**Excerpted data**
::::
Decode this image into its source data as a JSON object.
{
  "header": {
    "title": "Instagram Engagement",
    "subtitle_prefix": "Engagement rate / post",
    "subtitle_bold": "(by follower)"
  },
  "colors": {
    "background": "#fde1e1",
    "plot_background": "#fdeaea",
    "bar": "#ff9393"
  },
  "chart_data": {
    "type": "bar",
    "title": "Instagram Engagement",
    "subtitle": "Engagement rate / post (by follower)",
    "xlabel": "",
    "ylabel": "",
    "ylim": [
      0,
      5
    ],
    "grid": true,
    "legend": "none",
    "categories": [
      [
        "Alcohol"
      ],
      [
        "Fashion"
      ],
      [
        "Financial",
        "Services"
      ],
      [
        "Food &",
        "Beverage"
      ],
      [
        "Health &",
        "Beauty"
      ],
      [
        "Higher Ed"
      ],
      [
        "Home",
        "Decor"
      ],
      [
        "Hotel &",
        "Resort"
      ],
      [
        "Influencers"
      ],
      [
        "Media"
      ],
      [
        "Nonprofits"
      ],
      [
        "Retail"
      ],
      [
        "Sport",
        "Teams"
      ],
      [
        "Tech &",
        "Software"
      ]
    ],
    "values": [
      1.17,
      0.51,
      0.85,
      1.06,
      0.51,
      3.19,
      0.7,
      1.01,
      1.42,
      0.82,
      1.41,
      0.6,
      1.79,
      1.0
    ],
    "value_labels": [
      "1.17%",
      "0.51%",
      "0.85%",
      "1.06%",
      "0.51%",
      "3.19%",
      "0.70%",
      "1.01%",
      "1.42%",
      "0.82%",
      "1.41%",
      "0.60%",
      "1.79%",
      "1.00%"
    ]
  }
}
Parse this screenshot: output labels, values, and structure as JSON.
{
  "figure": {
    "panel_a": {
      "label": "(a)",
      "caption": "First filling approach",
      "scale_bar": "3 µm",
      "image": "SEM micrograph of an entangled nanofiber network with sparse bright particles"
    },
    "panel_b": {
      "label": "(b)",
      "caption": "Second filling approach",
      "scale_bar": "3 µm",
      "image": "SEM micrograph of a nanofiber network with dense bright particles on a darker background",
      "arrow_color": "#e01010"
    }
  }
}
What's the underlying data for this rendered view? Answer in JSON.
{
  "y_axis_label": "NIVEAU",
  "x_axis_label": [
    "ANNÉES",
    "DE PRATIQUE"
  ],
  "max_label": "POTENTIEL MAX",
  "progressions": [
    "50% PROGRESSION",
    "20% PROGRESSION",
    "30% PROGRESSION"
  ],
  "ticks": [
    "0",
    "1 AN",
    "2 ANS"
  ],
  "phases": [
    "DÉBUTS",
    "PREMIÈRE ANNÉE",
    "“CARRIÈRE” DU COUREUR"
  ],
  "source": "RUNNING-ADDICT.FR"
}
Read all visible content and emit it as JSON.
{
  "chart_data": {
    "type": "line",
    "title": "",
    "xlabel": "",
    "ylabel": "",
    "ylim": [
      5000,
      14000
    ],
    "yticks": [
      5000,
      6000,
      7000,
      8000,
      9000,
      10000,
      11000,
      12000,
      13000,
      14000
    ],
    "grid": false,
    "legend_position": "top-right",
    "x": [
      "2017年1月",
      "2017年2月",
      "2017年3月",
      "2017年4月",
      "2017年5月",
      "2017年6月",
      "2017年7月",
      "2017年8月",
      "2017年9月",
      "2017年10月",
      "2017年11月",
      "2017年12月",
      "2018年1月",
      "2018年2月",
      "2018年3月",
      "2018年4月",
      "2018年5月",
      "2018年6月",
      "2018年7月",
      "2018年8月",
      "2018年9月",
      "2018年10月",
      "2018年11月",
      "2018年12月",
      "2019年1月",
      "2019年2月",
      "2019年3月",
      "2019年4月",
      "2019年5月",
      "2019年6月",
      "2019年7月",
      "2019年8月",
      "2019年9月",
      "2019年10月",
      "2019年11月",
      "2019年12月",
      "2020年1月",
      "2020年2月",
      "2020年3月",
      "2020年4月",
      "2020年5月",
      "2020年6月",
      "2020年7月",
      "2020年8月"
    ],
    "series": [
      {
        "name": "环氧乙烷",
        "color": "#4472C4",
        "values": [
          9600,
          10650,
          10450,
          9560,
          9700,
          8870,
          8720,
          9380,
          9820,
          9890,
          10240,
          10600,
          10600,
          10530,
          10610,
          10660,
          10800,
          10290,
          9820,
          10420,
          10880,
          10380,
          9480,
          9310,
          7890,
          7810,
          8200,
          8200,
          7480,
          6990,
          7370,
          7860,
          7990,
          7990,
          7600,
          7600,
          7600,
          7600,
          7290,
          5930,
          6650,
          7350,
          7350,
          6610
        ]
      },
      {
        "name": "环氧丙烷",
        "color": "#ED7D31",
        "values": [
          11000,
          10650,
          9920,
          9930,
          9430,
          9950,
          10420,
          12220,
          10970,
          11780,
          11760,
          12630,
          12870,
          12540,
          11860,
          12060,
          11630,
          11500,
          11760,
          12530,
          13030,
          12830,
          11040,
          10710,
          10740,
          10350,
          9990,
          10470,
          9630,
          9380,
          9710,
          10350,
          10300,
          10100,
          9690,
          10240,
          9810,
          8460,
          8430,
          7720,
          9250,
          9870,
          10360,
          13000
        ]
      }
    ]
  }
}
::::
**Given exercise**
All lines that include "filling" are to be gathered and copied.

**Result for this task**
      "caption": "First filling approach",
      "caption": "Second filling approach",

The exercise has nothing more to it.